• [What to produce]
Note how many lines hold "دانش" and report that number by itself.

** Start **

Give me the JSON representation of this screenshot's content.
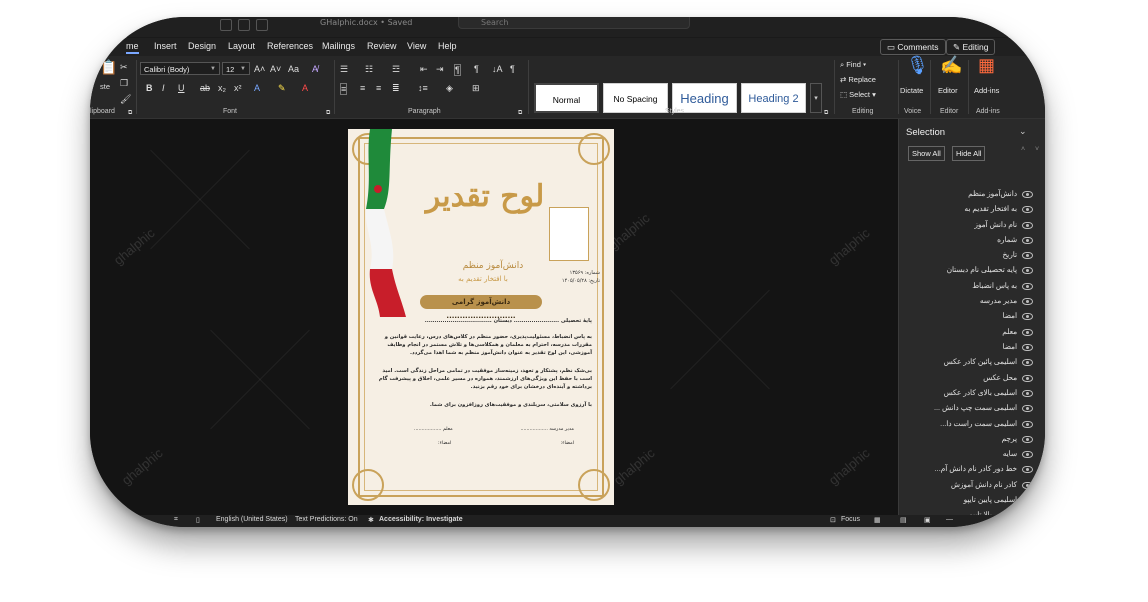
{
  "titlebar": {
    "doc_name": "GHalphic.docx • Saved",
    "search_placeholder": "Search"
  },
  "menu": {
    "tabs": [
      "me",
      "Insert",
      "Design",
      "Layout",
      "References",
      "Mailings",
      "Review",
      "View",
      "Help"
    ],
    "comments": "Comments",
    "editing": "Editing"
  },
  "ribbon": {
    "clipboard": {
      "paste": "ste",
      "label": "lipboard"
    },
    "font": {
      "name": "Calibri (Body)",
      "size": "12",
      "label": "Font"
    },
    "paragraph": {
      "label": "Paragraph"
    },
    "styles": {
      "items": [
        "Normal",
        "No Spacing",
        "Heading",
        "Heading 2"
      ],
      "label": "Styles"
    },
    "editing": {
      "find": "Find",
      "replace": "Replace",
      "select": "Select",
      "label": "Editing"
    },
    "voice": {
      "dictate": "Dictate",
      "label": "Voice"
    },
    "editor": {
      "name": "Editor",
      "label": "Editor"
    },
    "addins": {
      "name": "Add-ins",
      "label": "Add-ins"
    },
    "accent_color": "#7aa7ff"
  },
  "watermark": "ghalphic",
  "page": {
    "title": "لوح تقدیر",
    "subtitle1": "دانش‌آموز منظم",
    "subtitle2": "با افتخار تقدیم به",
    "number": "شماره: ۱۳۵۶۹",
    "date": "تاریخ: ۱۴۰۵/۰۵/۲۸",
    "banner": "دانش‌آموز گرامی ..........................",
    "grade": "پایهٔ تحصیلی ....................... دبستان ..................................",
    "para1": "به پاس انضباط، مسئولیت‌پذیری، حضور منظم در کلاس‌های درس، رعایت قوانین و مقررات مدرسه، احترام به معلمان و همکلاسی‌ها و تلاش مستمر در انجام وظایف آموزشی، این لوح تقدیر به عنوان دانش‌آموز منظم به شما اهدا می‌گردد.",
    "para2": "بی‌شک نظم، پشتکار و تعهد، زمینه‌ساز موفقیت در تمامی مراحل زندگی است. امید است با حفظ این ویژگی‌های ارزشمند، همواره در مسیر علمی، اخلاق و پیشرفت گام برداشته و آینده‌ای درخشان برای خود رقم بزنید.",
    "para3": "با آرزوی سلامتی، سربلندی و موفقیت‌های روزافزون برای شما.",
    "principal": "مدیر مدرسه ..................",
    "teacher": "معلم ..................",
    "sign1": "امضاء:",
    "sign2": "امضاء:"
  },
  "selection": {
    "title": "Selection",
    "show_all": "Show All",
    "hide_all": "Hide All",
    "items": [
      "دانش‌آموز منظم",
      "به افتخار تقدیم به",
      "نام دانش آموز",
      "شماره",
      "تاریخ",
      "پایه تحصیلی نام دبستان",
      "به پاس انضباط",
      "مدیر مدرسه",
      "امضا",
      "معلم",
      "امضا",
      "اسلیمی پائین کادر عکس",
      "محل عکس",
      "اسلیمی بالای کادر عکس",
      "اسلیمی سمت چپ دانش ...",
      "اسلیمی سمت راست دا...",
      "پرچم",
      "سایه",
      "خط دور کادر نام دانش آم...",
      "کادر نام دانش آموزش",
      "اسلیمی پایین تایپو",
      "اسلیمی بالا تایپو"
    ]
  },
  "status": {
    "language": "English (United States)",
    "predictions": "Text Predictions: On",
    "accessibility": "Accessibility: Investigate",
    "focus": "Focus"
  }
}
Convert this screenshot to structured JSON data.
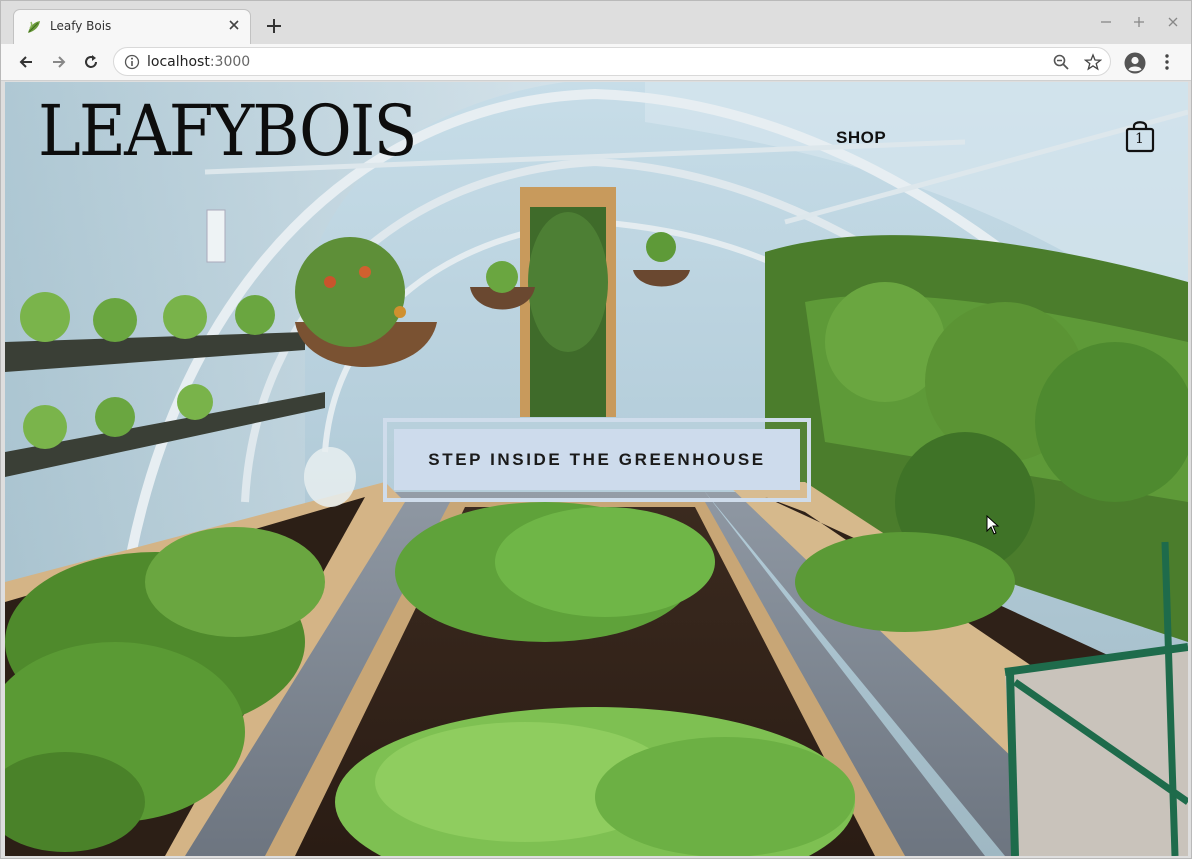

** End **

• [Solution for this problem]
8